* Goal of the exercise *
Repeat all the records exactly, omitting pictures.
(begin)
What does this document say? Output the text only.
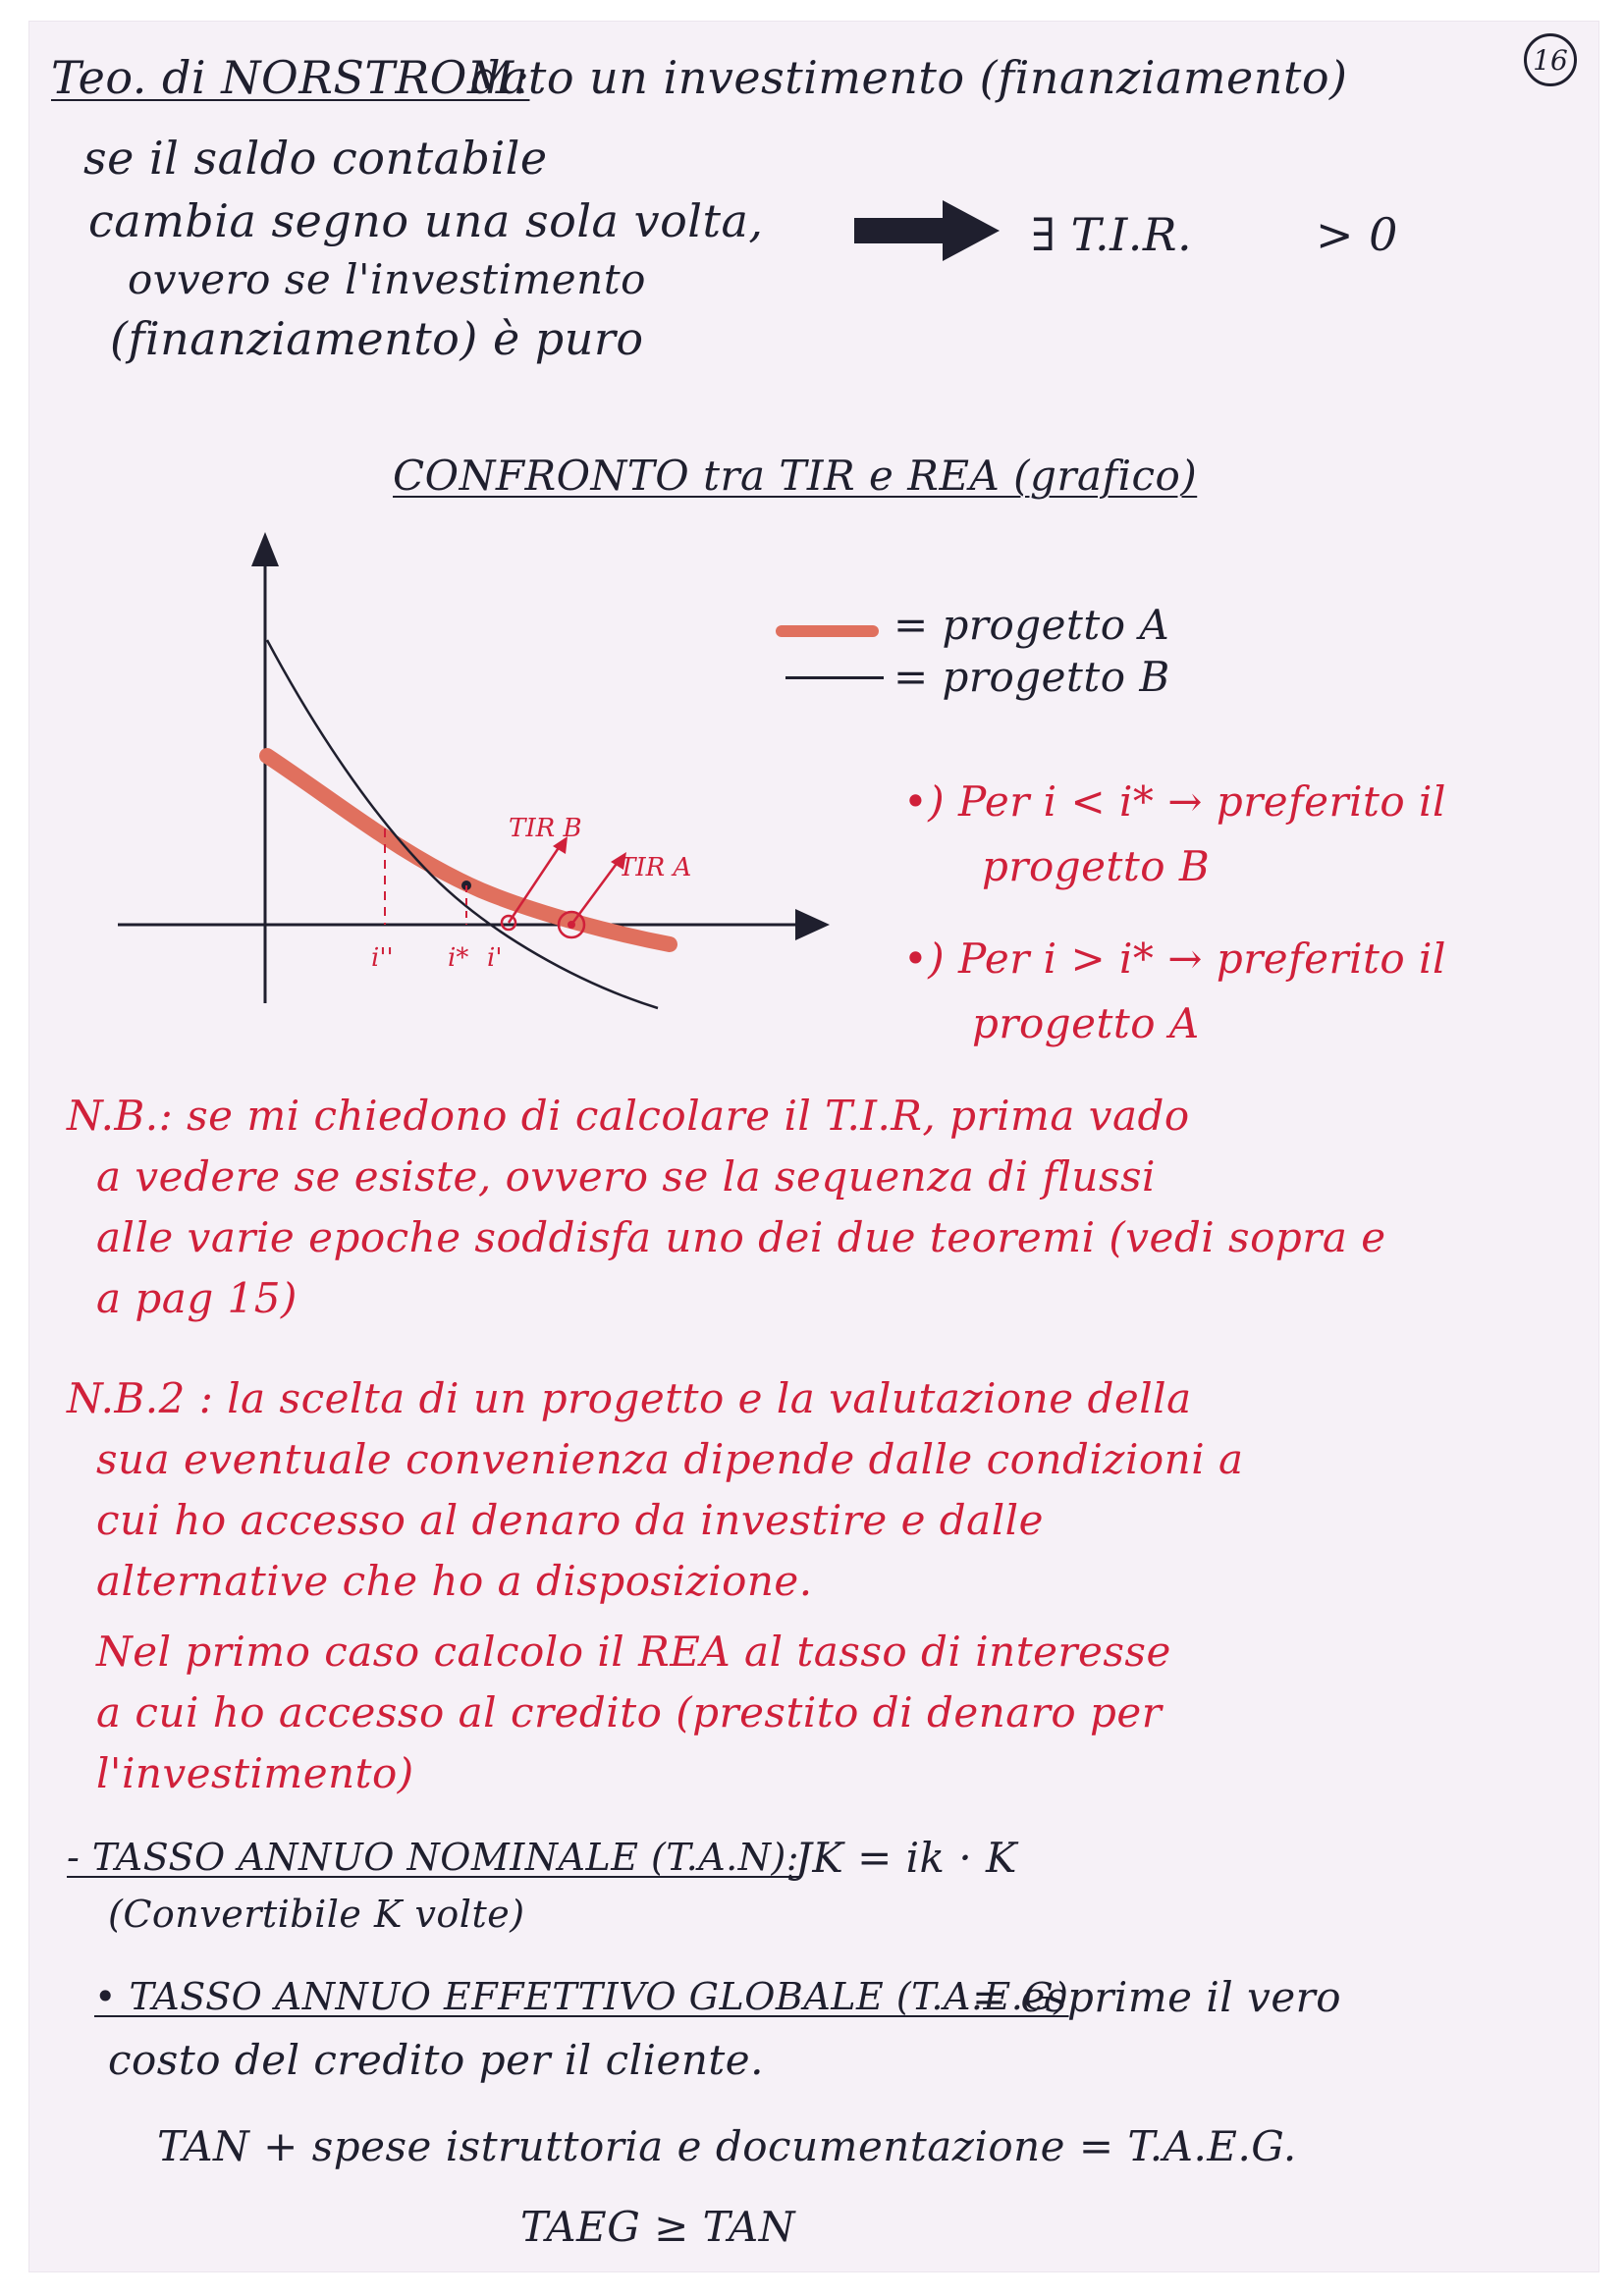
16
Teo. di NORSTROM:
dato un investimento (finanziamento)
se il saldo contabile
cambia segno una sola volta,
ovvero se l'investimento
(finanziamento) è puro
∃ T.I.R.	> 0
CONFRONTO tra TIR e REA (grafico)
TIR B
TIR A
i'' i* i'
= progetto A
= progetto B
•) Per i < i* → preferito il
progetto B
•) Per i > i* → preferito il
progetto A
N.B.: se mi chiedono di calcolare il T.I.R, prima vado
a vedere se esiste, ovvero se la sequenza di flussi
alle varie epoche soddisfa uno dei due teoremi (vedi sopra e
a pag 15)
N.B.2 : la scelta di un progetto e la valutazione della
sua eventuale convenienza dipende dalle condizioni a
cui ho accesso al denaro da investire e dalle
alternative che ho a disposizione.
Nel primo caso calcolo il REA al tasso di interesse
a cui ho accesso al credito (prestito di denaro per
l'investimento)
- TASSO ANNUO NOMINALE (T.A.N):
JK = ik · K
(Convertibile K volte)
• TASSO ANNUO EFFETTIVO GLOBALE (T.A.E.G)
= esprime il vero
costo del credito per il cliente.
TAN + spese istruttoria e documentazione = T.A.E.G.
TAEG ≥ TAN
(end)
* Written reply *
What does this document say? Output the text only.
16
Teo. di NORSTROM:
dato un investimento (finanziamento)
se il saldo contabile
cambia segno una sola volta,
ovvero se l'investimento
(finanziamento) è puro
∃ T.I.R.	> 0
CONFRONTO tra TIR e REA (grafico)
TIR B
TIR A
i'' i* i'
= progetto A
= progetto B
•) Per i < i* → preferito il
progetto B
•) Per i > i* → preferito il
progetto A
N.B.: se mi chiedono di calcolare il T.I.R, prima vado
a vedere se esiste, ovvero se la sequenza di flussi
alle varie epoche soddisfa uno dei due teoremi (vedi sopra e
a pag 15)
N.B.2 : la scelta di un progetto e la valutazione della
sua eventuale convenienza dipende dalle condizioni a
cui ho accesso al denaro da investire e dalle
alternative che ho a disposizione.
Nel primo caso calcolo il REA al tasso di interesse
a cui ho accesso al credito (prestito di denaro per
l'investimento)
- TASSO ANNUO NOMINALE (T.A.N):
JK = ik · K
(Convertibile K volte)
• TASSO ANNUO EFFETTIVO GLOBALE (T.A.E.G)
= esprime il vero
costo del credito per il cliente.
TAN + spese istruttoria e documentazione = T.A.E.G.
TAEG ≥ TAN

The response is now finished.